__Required task__. Go through the entries below and pick out every line with "Login".
▽
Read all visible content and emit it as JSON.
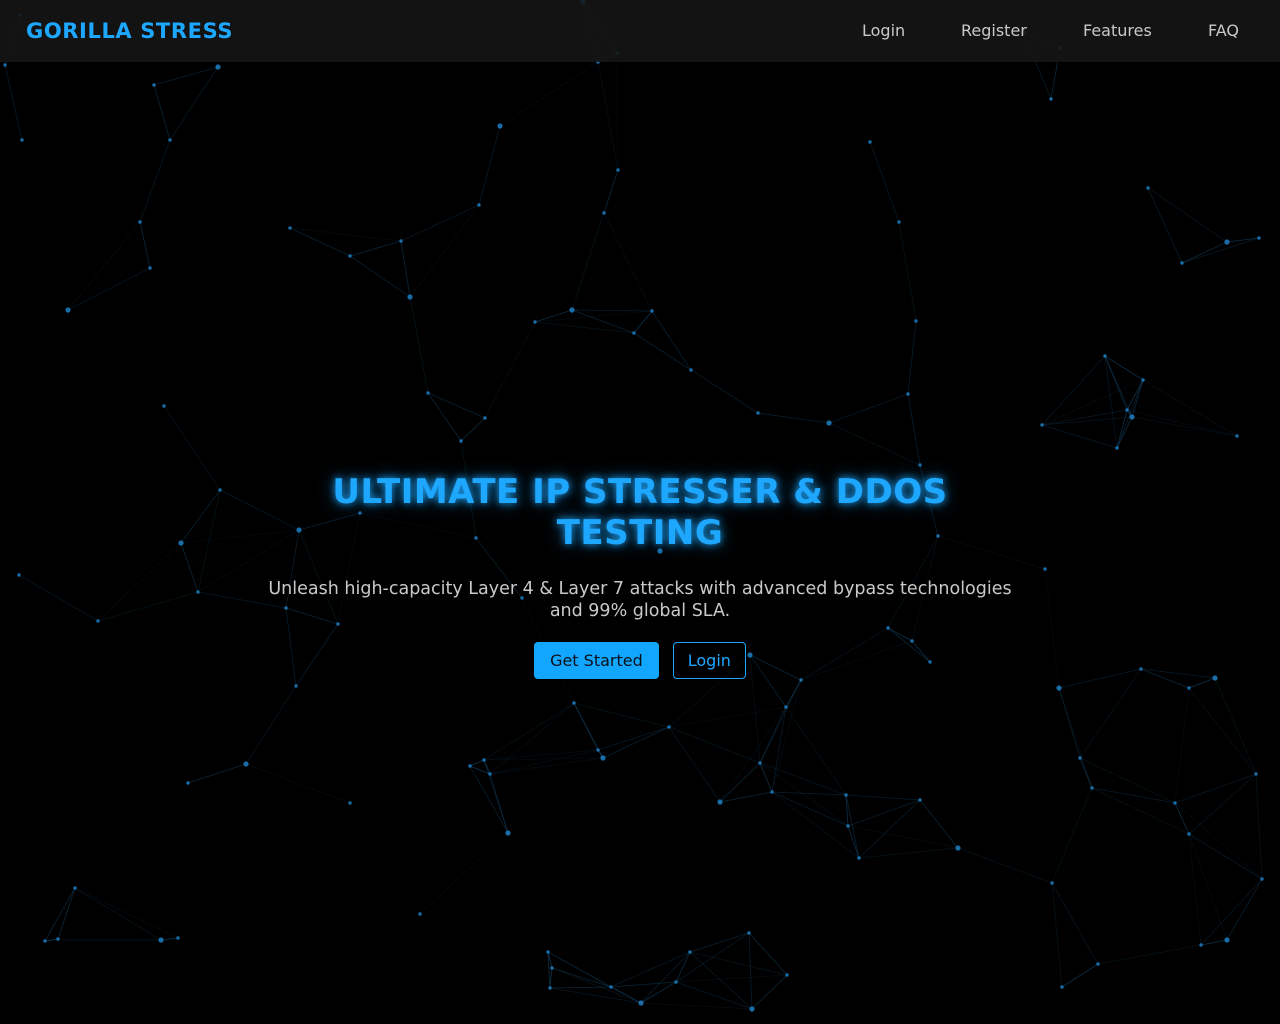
{
  "brand": {
    "name": "GORILLA STRESS"
  },
  "nav": {
    "login": "Login",
    "register": "Register",
    "features": "Features",
    "faq": "FAQ"
  },
  "hero": {
    "title": "ULTIMATE IP STRESSER & DDOS TESTING",
    "subtitle": "Unleash high-capacity Layer 4 & Layer 7 attacks with advanced bypass technologies and 99% global SLA.",
    "primary_button": "Get Started",
    "secondary_button": "Login"
  },
  "colors": {
    "accent": "#1ea7ff",
    "background": "#000000",
    "navbar": "#161616",
    "text": "#c9c9c9"
  }
}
△
__Exercise response__.
    "login": "Login",
    "secondary_button": "Login"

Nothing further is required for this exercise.